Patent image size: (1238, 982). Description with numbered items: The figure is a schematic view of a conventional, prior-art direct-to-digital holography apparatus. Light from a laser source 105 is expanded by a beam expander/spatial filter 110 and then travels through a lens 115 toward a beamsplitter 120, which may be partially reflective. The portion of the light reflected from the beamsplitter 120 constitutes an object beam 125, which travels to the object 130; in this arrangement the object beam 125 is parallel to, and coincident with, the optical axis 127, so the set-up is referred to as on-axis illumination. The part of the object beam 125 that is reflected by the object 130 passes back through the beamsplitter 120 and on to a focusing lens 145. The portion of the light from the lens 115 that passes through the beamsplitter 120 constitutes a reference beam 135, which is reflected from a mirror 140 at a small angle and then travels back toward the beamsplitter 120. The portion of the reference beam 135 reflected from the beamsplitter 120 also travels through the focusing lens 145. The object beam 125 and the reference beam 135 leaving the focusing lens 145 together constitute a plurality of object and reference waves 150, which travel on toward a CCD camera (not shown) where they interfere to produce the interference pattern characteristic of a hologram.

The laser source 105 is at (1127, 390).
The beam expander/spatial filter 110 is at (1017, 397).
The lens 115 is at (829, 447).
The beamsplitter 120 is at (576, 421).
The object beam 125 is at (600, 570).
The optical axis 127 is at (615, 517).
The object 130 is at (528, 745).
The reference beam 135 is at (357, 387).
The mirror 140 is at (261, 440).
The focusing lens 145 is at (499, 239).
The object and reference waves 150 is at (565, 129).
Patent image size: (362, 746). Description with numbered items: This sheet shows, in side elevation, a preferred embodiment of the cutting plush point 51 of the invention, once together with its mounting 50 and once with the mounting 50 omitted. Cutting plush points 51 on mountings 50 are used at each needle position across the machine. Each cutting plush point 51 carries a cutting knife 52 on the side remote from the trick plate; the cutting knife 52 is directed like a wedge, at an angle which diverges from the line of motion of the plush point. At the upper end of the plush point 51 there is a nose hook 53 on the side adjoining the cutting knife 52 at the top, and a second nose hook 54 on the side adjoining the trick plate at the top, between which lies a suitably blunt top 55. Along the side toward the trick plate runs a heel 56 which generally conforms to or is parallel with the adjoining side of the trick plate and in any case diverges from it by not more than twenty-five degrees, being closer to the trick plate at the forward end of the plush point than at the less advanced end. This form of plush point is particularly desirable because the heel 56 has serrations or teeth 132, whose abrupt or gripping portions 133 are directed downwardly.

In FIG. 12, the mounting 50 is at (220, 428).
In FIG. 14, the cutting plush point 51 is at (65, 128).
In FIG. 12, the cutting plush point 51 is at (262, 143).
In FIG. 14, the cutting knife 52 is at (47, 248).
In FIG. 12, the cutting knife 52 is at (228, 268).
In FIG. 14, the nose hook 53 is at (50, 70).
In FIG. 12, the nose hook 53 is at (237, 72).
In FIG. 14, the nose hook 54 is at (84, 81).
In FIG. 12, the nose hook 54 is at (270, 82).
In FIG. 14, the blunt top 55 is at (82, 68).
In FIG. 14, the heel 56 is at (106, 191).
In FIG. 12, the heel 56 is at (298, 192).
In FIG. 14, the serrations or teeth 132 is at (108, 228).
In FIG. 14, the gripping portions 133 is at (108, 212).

━━━

> _AIM OF THE TASK_: Reproduce all of the rows above, substituting "Drawing dimensions" for every occurrence of "Patent image size" and leaving all other text unchanged.

> _RESPONSE FOR THIS EXERCISE_:
Drawing dimensions: (1238, 982). Description with numbered items: The figure is a schematic view of a conventional, prior-art direct-to-digital holography apparatus. Light from a laser source 105 is expanded by a beam expander/spatial filter 110 and then travels through a lens 115 toward a beamsplitter 120, which may be partially reflective. The portion of the light reflected from the beamsplitter 120 constitutes an object beam 125, which travels to the object 130; in this arrangement the object beam 125 is parallel to, and coincident with, the optical axis 127, so the set-up is referred to as on-axis illumination. The part of the object beam 125 that is reflected by the object 130 passes back through the beamsplitter 120 and on to a focusing lens 145. The portion of the light from the lens 115 that passes through the beamsplitter 120 constitutes a reference beam 135, which is reflected from a mirror 140 at a small angle and then travels back toward the beamsplitter 120. The portion of the reference beam 135 reflected from the beamsplitter 120 also travels through the focusing lens 145. The object beam 125 and the reference beam 135 leaving the focusing lens 145 together constitute a plurality of object and reference waves 150, which travel on toward a CCD camera (not shown) where they interfere to produce the interference pattern characteristic of a hologram.

The laser source 105 is at (1127, 390).
The beam expander/spatial filter 110 is at (1017, 397).
The lens 115 is at (829, 447).
The beamsplitter 120 is at (576, 421).
The object beam 125 is at (600, 570).
The optical axis 127 is at (615, 517).
The object 130 is at (528, 745).
The reference beam 135 is at (357, 387).
The mirror 140 is at (261, 440).
The focusing lens 145 is at (499, 239).
The object and reference waves 150 is at (565, 129).
Drawing dimensions: (362, 746). Description with numbered items: This sheet shows, in side elevation, a preferred embodiment of the cutting plush point 51 of the invention, once together with its mounting 50 and once with the mounting 50 omitted. Cutting plush points 51 on mountings 50 are used at each needle position across the machine. Each cutting plush point 51 carries a cutting knife 52 on the side remote from the trick plate; the cutting knife 52 is directed like a wedge, at an angle which diverges from the line of motion of the plush point. At the upper end of the plush point 51 there is a nose hook 53 on the side adjoining the cutting knife 52 at the top, and a second nose hook 54 on the side adjoining the trick plate at the top, between which lies a suitably blunt top 55. Along the side toward the trick plate runs a heel 56 which generally conforms to or is parallel with the adjoining side of the trick plate and in any case diverges from it by not more than twenty-five degrees, being closer to the trick plate at the forward end of the plush point than at the less advanced end. This form of plush point is particularly desirable because the heel 56 has serrations or teeth 132, whose abrupt or gripping portions 133 are directed downwardly.

In FIG. 12, the mounting 50 is at (220, 428).
In FIG. 14, the cutting plush point 51 is at (65, 128).
In FIG. 12, the cutting plush point 51 is at (262, 143).
In FIG. 14, the cutting knife 52 is at (47, 248).
In FIG. 12, the cutting knife 52 is at (228, 268).
In FIG. 14, the nose hook 53 is at (50, 70).
In FIG. 12, the nose hook 53 is at (237, 72).
In FIG. 14, the nose hook 54 is at (84, 81).
In FIG. 12, the nose hook 54 is at (270, 82).
In FIG. 14, the blunt top 55 is at (82, 68).
In FIG. 14, the heel 56 is at (106, 191).
In FIG. 12, the heel 56 is at (298, 192).
In FIG. 14, the serrations or teeth 132 is at (108, 228).
In FIG. 14, the gripping portions 133 is at (108, 212).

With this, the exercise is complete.